Problem to solve: Count how many lines of the material contain the string "Ministry", then give that number and nothing more.

Stored data:
# # # # #
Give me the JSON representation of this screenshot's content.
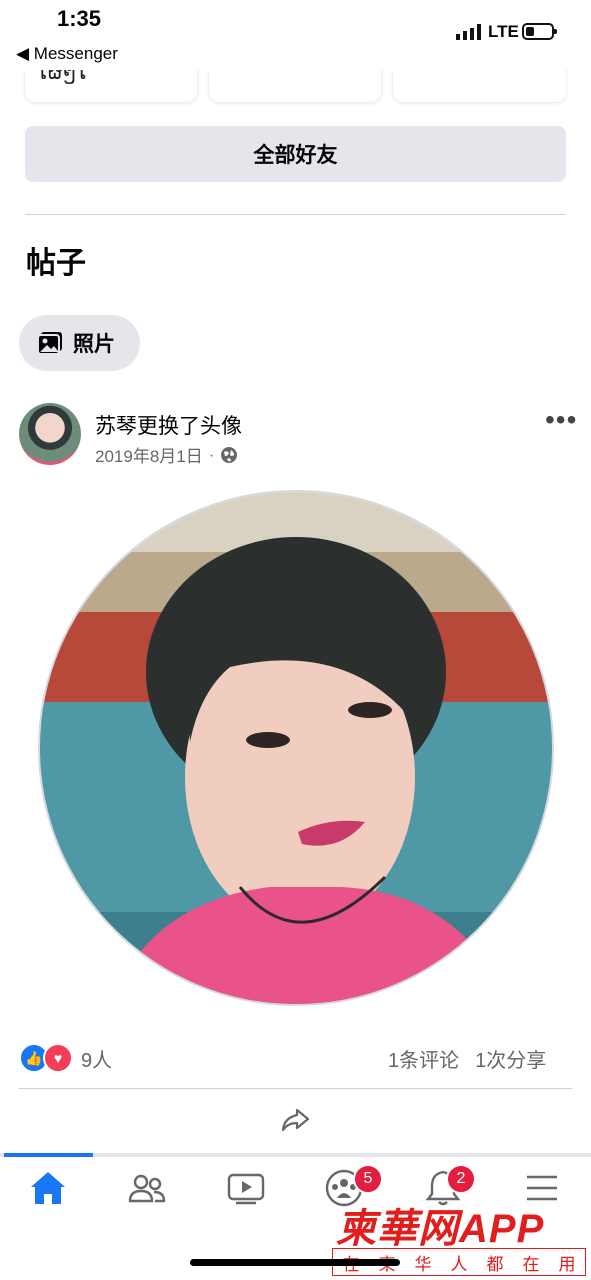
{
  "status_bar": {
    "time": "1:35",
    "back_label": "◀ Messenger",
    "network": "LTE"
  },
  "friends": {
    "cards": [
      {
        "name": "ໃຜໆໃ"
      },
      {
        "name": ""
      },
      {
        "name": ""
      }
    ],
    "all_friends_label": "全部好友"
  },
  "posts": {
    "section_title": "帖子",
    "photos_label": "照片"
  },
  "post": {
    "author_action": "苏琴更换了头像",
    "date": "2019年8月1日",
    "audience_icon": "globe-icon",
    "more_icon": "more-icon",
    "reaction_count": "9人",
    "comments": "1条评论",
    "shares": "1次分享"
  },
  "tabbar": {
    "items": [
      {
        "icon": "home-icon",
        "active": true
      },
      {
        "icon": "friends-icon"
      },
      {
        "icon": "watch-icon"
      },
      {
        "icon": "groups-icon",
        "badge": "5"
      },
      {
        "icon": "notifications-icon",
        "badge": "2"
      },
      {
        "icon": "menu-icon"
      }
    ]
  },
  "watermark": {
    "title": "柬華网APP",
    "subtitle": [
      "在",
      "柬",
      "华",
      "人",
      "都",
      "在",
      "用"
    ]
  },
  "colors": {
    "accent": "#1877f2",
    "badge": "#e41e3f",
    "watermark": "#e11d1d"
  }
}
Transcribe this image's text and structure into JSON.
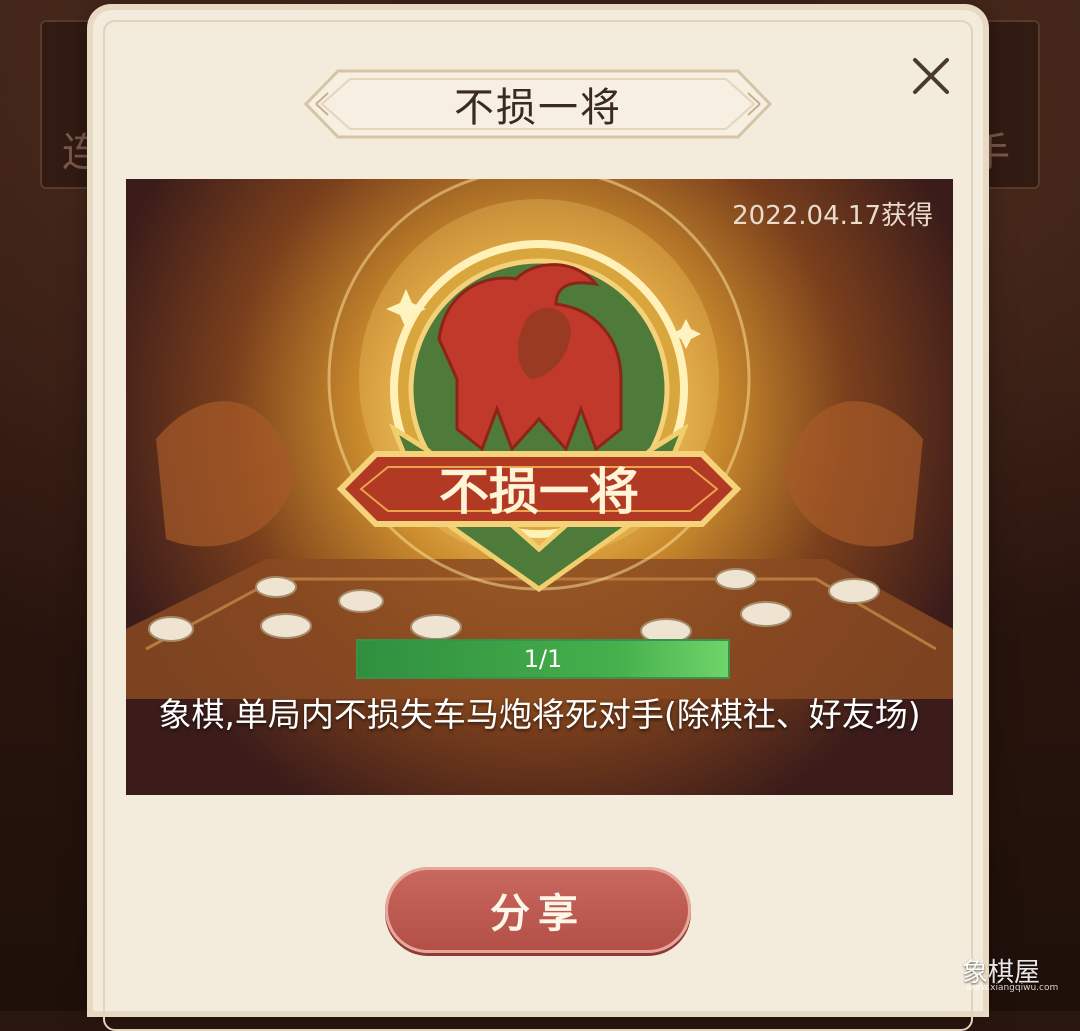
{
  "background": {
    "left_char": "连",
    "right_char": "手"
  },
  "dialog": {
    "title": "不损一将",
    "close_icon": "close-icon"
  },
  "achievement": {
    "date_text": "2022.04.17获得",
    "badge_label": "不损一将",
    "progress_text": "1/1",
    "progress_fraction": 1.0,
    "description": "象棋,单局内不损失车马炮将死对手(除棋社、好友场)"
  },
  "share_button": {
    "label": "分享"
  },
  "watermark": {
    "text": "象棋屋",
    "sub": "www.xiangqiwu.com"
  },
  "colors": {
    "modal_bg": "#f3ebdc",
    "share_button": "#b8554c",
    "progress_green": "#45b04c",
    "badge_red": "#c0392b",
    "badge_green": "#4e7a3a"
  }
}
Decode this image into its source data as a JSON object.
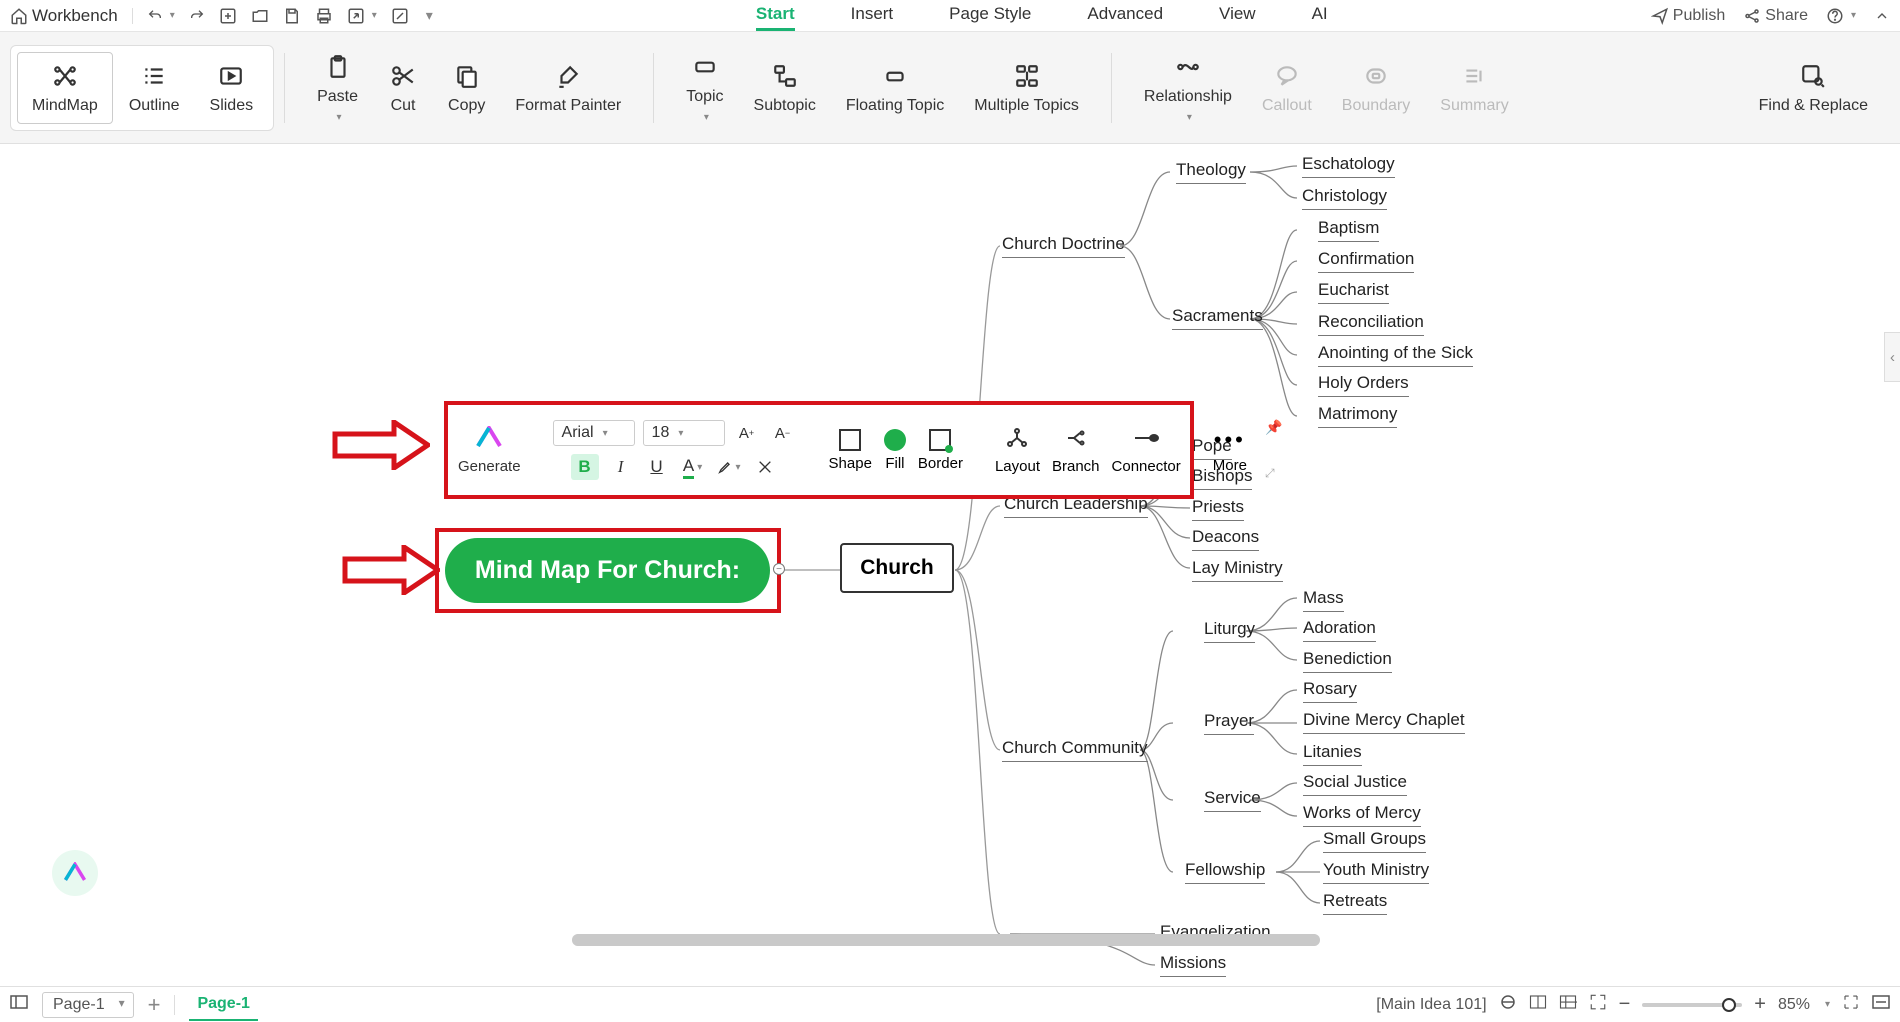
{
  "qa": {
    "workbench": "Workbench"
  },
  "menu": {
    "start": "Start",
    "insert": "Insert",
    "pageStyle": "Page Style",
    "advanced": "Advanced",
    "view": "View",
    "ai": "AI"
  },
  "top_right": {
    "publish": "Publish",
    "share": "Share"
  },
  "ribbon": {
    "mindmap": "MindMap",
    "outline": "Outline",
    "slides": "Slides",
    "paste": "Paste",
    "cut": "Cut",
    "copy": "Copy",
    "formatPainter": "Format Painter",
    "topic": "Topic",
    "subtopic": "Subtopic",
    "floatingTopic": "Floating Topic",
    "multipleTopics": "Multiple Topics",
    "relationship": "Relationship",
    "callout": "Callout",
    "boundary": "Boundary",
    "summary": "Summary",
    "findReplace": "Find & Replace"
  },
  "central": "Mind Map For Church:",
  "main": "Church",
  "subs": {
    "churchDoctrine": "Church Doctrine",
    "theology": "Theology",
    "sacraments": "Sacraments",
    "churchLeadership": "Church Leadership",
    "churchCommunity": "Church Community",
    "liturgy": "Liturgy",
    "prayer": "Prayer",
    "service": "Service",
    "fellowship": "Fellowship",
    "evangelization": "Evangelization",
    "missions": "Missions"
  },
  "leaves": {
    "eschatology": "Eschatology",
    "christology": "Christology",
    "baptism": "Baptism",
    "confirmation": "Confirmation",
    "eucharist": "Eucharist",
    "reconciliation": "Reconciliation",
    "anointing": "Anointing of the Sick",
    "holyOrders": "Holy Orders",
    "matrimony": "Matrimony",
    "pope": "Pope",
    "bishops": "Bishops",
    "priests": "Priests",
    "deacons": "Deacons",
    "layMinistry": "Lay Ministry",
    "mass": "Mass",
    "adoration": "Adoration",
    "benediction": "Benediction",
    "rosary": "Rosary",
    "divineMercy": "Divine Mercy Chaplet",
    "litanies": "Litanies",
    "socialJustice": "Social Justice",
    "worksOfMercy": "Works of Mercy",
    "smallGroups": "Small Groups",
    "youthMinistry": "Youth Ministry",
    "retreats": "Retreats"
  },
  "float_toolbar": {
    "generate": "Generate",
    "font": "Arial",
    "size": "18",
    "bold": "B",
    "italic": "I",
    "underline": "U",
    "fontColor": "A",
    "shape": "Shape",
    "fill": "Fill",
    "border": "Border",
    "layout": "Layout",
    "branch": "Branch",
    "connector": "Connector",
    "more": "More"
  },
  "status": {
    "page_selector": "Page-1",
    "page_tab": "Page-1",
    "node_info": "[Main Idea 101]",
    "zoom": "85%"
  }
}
# # # # #
Answer to this exercise: 2